++++ QUOTED PASSAGE
Walking through the area I couldn't help but thing how damn quaint, cute and cool it was. I absolutely loved it and it ended up being one of my favourite areas of Paris, probably just behind Le Marais and on par with the area that I was staying in, the Latin Quarter.

The most famous building in the area however is the Basilica of the Sacré Cœur, a white domed church on top of butte Montmarte (so yeah, the hill of Montmarte) which overlooks Paris and can be regarded as probably the third best view going around, after the Eiffel Tower and the Arc de Triomphe. I've got to say, another breathtaking site of real beauty which holds a commanding position and definitely acts as a reference point when you're trying to triangulate positioning when walking the streets with no particular destination in mind. Kind of reminds me of Sydney in that sense, I often say to visitors, if you can see Sydney Tower then you should know roughly where you are. In Paris if you can see the Eiffel Tower and the Basilica then there's no reason at all you should be lost unless you're drunk out of your mind.





As the afternoon drew on I headed back down into Pigalle and picked myself out a bar for a couple of afternoon cocktails, from memory I took on a Mojito and some other concoction with a Kahlua base. What the drinks did was to spark my appetite and for me that could only mean taking on a little inspiration from Anthony Bourdain and heading down into Le Marais area to check out a little placed called Chez Robert & Louise.


As I've already said, travelling around Paris and zipping from one side to another is not a difficulty at all. In an instant I was on a train, the station name currently escaping me, making a fast break for Les Halles and then perhaps another change to get to Hotel de Ville. Again, I think the naming is close but I'm not quite on the money.


Le Marais , meaning 'marsh' in French is said to be a bourgeois area of Paris, cutting across the 3rd and 4th arrondissement. You know, Wikipedia told me that - although back in the day when the area was marsh, I hazard a guess and say that it definitely wasn't for the 'well to do'. Just walking around however I could see what Wikipedia meant, chic bars, restaurants, cool bookstores, antique shops, any shops. You also get a bit of a community mix, distinctly gay but also Jewish and I was also feeling a strong Turkish presence. In any case I loved it and ended up spending a little more time there in the next few days plus getting my locks chopped off (silly, silly move - there was really no point)....but yeah, definitely my favourite area of Paris.....a favourite amongst many favourites.

Now, a little about Chez Robert & Louise. As Bourdain does, he cruises cities and hits various areas of a town picking up bits and pieces of culinary interest. This stop, on his Paris show was one that intrigued me. The food was distinctly 'old school French', hearty, tasty of course, and cooked on an open fire in the back of the restaurant. Now I call it a restaurant but this place is extremely small, like a large kitchen. It squeezes in its customers who I don't think mind too much due to its great rustic, earthly setting and has an overwhelmingly homelike feel.....my type of place. I pulled up a seat at the counter and just had to take down the blood sausage. Yeah, it may sound fiendish but bloody hell, was it tasty. Here are a few shots from this fantastic little pitstop.




I've got to say, Bourdain got it absolutely right. Sitting back having a few glasses of red with my blood sausage, some fantastic pork belly and an unbelievably homely and cool environment the place and the city was already starting to grow on me, like I new it would. Truthfully Paris never had a chance, I was going to 'claim it' from the get go.
++++++++
++++ DATA EXTRACT
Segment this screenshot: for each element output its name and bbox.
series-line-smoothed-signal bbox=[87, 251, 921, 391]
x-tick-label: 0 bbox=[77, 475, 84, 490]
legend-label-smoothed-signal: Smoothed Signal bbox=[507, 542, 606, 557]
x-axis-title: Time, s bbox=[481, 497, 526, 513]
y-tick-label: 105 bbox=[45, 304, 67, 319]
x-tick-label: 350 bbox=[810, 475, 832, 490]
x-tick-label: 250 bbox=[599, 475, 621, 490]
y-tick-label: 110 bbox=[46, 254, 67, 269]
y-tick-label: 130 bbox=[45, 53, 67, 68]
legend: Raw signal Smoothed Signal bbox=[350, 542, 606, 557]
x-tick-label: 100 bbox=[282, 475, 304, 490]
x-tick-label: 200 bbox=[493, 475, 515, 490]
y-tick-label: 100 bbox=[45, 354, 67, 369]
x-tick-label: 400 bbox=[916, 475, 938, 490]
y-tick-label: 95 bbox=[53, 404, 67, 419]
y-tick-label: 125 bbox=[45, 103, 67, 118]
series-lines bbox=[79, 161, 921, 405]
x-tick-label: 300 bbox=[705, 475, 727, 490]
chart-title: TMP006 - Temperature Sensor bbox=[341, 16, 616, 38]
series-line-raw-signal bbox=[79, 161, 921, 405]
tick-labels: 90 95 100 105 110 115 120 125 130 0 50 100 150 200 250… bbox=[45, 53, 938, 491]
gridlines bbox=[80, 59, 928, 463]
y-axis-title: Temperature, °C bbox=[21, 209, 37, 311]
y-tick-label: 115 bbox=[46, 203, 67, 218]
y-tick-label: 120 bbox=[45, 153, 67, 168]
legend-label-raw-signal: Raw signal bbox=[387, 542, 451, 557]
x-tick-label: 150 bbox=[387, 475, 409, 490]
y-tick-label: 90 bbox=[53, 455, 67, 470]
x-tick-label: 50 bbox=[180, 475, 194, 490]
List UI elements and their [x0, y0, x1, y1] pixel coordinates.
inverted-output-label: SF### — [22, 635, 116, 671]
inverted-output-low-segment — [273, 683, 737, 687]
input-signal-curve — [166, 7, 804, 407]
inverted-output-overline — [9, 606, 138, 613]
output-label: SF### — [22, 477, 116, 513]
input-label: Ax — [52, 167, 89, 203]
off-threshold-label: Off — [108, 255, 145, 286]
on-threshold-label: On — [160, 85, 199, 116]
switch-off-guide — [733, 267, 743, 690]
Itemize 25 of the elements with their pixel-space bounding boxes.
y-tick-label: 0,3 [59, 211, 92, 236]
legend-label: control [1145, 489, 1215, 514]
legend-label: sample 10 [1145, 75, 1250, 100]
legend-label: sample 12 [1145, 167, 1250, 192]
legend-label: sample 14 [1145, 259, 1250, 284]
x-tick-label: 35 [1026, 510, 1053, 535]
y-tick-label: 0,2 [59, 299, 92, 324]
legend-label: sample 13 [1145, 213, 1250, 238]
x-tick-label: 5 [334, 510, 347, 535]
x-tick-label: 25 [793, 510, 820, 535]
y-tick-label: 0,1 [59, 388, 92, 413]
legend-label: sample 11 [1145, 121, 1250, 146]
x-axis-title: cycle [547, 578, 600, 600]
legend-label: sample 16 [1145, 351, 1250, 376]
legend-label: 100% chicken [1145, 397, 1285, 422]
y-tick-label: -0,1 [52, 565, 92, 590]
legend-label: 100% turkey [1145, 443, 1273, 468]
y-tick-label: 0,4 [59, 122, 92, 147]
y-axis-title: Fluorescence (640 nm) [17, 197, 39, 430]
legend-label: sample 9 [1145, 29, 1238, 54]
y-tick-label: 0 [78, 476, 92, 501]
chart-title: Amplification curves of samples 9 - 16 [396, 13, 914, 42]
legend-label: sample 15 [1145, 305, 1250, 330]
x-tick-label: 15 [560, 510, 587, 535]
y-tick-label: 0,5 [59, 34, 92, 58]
++++++++
▶ PROBLEMS
[A] Condense the paragraph of the Paris travel account that begins "Le Marais" into a short bulleted list that keeps its main facts.
[B] From the Paris travel account, reproduce everything from "As I've already" down to "on the money.".

▶ TASK-BY-TASK SOLUTIONS
[A]
- Le Marais, whose name means "marsh" in French, is described as a bourgeois area of Paris spanning the 3rd and 4th arrondissements, according to Wikipedia.
- The writer guesses that when the area was actually marshland, it was not home to the well-to-do.
- Walking around, the writer saw chic bars, restaurants, cool bookstores, antique shops and all kinds of other shops.
- The area has a community mix that is distinctly gay and also Jewish, with a strong Turkish presence.
- The writer spent more time there over the following days, including getting a haircut that is called pointless.
- Le Marais is named the writer's favorite area of Paris, a favorite among many.

[B]
As I've already said, travelling around Paris and zipping from one side to another is not a difficulty at all. In an instant I was on a train, the station name currently escaping me, making a fast break for Les Halles and then perhaps another change to get to Hotel de Ville. Again, I think the naming is close but I'm not quite on the money.